##### DATA TO PROCESS #####
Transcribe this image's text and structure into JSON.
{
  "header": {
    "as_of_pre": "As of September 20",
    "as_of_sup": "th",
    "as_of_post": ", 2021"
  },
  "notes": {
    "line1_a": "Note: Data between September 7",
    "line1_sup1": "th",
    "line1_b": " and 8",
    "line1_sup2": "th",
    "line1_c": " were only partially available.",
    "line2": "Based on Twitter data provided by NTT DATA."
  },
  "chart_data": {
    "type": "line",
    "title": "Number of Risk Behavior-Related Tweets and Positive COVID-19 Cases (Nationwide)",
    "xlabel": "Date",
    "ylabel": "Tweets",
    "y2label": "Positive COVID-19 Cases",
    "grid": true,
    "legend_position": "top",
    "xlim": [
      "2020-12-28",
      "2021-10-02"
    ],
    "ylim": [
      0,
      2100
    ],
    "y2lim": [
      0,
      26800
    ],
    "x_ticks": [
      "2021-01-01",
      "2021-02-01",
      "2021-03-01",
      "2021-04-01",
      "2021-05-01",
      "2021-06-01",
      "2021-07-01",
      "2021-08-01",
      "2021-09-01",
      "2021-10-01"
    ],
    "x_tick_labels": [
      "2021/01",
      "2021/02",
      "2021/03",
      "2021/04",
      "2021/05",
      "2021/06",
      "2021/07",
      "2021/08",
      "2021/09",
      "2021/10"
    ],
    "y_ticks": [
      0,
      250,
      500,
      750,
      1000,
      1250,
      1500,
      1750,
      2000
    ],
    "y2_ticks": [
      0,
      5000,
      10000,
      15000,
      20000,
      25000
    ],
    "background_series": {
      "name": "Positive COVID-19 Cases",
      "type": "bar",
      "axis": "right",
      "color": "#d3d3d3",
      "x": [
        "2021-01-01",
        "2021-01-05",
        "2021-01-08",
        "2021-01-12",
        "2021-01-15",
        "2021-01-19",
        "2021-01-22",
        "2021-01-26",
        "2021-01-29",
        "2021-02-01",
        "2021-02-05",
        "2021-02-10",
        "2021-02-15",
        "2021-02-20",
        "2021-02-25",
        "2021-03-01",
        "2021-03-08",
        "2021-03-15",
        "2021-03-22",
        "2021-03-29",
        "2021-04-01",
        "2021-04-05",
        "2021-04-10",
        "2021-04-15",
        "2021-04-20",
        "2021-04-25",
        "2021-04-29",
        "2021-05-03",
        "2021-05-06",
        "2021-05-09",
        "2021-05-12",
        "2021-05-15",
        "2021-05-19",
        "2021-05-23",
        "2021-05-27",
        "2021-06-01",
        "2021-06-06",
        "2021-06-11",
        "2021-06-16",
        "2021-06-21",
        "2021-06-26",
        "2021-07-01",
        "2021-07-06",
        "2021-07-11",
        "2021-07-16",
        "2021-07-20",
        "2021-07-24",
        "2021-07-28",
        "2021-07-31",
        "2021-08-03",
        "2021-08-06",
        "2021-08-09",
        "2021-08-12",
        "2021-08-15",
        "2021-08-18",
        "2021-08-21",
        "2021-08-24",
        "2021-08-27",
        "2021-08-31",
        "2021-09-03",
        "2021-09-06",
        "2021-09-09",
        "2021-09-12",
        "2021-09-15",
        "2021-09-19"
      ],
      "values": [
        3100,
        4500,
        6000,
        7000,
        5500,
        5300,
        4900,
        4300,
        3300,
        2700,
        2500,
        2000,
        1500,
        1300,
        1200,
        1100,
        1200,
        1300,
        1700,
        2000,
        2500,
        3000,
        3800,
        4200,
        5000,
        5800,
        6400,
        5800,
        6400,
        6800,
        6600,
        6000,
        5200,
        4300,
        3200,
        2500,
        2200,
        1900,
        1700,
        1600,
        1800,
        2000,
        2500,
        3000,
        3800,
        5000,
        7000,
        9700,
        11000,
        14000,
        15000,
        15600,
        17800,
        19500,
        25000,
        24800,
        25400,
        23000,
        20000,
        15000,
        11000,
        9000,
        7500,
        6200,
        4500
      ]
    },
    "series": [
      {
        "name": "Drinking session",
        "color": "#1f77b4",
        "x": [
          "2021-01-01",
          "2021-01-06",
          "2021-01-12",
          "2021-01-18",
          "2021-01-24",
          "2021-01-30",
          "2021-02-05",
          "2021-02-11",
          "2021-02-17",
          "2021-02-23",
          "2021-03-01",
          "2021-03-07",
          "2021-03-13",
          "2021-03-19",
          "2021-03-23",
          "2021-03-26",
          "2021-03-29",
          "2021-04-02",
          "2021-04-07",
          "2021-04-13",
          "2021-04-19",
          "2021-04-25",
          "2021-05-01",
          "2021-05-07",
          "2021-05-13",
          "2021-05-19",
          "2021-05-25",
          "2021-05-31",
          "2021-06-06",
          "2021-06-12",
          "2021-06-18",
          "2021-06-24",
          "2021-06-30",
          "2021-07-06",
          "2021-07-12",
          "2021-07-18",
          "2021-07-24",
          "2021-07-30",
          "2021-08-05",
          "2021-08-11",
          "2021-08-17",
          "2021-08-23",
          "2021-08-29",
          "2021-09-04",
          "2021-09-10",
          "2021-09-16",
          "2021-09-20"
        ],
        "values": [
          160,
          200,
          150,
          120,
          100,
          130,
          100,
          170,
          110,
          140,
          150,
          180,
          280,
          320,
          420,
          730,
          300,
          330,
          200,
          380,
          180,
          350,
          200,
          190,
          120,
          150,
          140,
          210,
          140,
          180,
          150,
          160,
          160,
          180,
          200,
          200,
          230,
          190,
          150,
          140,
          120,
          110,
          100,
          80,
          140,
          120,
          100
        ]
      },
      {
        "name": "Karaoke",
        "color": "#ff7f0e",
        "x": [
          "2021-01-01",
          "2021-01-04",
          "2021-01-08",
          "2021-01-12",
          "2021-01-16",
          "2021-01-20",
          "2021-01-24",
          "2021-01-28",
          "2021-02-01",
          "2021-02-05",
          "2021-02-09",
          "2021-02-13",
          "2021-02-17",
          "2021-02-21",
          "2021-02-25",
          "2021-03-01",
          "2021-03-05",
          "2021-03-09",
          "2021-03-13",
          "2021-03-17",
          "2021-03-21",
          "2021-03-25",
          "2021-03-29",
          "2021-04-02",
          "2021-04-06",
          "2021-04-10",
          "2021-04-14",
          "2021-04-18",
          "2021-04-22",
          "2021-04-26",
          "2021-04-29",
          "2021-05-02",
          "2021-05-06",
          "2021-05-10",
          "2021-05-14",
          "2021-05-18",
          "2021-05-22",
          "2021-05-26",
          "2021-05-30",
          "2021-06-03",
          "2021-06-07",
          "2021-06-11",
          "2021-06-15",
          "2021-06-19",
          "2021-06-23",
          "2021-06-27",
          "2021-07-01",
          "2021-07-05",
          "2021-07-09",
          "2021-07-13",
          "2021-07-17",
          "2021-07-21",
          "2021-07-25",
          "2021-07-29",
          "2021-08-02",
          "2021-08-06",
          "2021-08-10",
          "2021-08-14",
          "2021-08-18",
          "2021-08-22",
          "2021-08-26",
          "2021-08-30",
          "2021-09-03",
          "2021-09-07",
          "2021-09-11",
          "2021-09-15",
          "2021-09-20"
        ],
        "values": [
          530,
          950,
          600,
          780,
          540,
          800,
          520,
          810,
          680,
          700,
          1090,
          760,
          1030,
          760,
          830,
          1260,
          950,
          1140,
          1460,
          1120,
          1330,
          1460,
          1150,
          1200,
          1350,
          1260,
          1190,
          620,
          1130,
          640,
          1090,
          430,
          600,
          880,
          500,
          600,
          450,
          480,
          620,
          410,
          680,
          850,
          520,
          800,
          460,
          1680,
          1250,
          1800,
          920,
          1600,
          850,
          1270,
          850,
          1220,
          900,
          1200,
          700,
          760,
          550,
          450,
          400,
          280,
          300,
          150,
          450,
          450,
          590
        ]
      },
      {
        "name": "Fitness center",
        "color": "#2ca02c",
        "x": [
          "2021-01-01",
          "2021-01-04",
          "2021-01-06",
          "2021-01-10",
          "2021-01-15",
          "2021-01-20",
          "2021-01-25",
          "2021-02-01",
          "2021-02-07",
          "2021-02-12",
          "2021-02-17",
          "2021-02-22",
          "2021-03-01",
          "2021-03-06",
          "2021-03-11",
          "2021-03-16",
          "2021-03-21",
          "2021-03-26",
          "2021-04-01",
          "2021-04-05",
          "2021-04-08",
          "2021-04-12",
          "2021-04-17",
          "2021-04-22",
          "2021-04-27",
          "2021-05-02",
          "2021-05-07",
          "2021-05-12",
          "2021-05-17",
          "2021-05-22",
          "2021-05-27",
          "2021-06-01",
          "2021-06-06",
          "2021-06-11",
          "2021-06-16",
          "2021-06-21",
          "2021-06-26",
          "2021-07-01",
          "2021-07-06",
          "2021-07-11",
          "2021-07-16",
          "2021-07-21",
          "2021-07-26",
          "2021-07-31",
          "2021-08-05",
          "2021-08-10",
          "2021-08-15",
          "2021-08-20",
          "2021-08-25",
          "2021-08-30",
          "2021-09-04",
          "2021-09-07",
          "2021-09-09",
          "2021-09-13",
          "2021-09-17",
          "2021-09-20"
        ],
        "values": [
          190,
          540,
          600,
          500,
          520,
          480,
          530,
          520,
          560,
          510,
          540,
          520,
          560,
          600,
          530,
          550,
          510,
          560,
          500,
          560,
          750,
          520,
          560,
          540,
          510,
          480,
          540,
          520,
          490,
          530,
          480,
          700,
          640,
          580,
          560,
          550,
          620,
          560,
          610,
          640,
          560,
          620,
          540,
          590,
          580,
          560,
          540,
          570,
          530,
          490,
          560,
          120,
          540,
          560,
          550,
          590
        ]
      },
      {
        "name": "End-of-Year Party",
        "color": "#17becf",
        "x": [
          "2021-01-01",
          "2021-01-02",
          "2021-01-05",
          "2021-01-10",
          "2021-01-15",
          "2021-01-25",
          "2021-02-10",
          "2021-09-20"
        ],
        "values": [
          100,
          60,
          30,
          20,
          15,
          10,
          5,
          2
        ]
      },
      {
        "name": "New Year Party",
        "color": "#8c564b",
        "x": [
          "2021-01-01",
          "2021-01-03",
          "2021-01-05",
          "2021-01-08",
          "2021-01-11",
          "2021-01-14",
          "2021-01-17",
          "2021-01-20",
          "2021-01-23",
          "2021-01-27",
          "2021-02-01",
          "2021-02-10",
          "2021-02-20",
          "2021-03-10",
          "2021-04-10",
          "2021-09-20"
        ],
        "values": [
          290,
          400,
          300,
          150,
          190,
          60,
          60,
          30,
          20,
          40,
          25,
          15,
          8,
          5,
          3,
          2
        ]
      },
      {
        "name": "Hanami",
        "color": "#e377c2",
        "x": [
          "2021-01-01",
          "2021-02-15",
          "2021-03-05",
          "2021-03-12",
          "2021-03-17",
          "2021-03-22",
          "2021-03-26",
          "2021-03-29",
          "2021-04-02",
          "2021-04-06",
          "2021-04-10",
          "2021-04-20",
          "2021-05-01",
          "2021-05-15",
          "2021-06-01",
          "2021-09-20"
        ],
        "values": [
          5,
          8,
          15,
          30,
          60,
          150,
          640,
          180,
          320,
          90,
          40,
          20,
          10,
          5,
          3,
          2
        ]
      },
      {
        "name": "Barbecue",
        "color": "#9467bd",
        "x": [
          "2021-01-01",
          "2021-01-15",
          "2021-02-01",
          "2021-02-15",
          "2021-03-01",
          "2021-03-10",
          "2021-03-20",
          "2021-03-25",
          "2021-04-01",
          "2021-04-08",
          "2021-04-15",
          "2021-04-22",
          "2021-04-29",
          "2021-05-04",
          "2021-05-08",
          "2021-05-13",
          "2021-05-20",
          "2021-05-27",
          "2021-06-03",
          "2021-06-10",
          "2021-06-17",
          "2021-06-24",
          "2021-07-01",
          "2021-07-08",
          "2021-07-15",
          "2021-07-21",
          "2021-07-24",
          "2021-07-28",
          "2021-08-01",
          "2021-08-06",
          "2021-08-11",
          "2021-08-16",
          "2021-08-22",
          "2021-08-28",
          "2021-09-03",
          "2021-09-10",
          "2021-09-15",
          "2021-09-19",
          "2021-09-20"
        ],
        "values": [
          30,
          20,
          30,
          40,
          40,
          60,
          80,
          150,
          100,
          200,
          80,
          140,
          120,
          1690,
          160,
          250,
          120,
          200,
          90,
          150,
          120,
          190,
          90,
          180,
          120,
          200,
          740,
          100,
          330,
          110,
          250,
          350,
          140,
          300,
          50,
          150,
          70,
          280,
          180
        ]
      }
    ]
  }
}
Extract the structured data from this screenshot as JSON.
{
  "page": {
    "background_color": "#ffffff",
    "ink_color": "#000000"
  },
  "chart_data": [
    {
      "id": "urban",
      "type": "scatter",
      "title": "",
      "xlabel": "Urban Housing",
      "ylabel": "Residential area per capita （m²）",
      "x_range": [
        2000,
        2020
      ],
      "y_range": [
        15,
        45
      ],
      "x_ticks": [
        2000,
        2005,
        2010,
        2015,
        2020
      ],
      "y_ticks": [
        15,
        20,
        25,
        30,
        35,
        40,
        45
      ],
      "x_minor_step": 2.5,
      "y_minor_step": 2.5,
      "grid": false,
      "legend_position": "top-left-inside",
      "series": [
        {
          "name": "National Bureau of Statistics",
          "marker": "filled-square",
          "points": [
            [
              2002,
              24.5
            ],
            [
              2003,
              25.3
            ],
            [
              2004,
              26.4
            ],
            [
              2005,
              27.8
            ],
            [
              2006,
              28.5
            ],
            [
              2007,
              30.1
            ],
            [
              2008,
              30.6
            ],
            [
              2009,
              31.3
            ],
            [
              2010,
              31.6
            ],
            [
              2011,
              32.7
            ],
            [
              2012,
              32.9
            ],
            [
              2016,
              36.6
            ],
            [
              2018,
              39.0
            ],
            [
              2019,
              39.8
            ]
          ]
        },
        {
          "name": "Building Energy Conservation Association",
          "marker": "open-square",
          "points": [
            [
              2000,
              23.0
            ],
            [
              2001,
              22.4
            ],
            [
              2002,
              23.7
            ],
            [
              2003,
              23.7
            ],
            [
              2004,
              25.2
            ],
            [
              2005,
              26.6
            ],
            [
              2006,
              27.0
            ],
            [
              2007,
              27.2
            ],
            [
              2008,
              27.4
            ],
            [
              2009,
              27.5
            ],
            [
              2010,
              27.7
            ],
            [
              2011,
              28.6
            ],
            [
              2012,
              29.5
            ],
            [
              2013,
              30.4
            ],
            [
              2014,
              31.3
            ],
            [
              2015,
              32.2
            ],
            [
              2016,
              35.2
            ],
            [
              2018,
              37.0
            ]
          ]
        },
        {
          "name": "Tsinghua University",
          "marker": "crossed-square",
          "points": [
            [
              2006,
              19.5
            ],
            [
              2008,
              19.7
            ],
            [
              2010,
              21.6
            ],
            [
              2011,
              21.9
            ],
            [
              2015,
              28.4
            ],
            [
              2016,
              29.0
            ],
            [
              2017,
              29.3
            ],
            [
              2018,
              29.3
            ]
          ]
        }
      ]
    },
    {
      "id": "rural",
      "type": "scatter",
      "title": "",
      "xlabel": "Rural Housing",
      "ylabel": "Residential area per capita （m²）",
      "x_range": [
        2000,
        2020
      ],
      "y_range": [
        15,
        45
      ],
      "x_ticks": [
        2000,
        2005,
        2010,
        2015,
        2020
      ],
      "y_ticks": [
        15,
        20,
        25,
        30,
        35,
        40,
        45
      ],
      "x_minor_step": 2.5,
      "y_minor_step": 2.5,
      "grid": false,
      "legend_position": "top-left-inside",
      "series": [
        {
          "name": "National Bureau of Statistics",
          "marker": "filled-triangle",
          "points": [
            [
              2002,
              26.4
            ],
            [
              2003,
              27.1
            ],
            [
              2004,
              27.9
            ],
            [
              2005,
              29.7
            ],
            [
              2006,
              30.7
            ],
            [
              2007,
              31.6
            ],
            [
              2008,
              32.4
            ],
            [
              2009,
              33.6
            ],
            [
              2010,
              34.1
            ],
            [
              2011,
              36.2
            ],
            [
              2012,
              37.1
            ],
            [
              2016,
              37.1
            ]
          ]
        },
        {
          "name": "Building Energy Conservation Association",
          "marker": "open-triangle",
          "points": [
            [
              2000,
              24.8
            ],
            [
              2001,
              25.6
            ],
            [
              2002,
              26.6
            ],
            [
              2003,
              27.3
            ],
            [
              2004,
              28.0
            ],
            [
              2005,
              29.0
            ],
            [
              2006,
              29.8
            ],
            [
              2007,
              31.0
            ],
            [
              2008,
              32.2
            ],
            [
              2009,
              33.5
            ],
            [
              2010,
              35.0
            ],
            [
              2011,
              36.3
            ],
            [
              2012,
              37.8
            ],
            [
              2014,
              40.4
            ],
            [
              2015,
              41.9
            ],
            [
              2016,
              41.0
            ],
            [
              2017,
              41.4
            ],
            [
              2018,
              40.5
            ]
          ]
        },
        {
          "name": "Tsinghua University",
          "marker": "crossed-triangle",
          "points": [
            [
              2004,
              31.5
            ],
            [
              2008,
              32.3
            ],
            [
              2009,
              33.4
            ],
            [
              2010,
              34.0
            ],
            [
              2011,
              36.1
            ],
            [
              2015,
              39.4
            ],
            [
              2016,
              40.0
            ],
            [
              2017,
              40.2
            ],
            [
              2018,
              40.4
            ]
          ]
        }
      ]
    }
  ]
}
#####
> [WHAT YOU ARE ASKED TO DO]:
Locate all lines holding the word "Positive", then copy them out.

> [ANSWER TO THIS PROBLEM]:
    "title": "Number of Risk Behavior-Related Tweets and Positive COVID-19 Cases (Nationwide)",
    "y2label": "Positive COVID-19 Cases",
      "name": "Positive COVID-19 Cases",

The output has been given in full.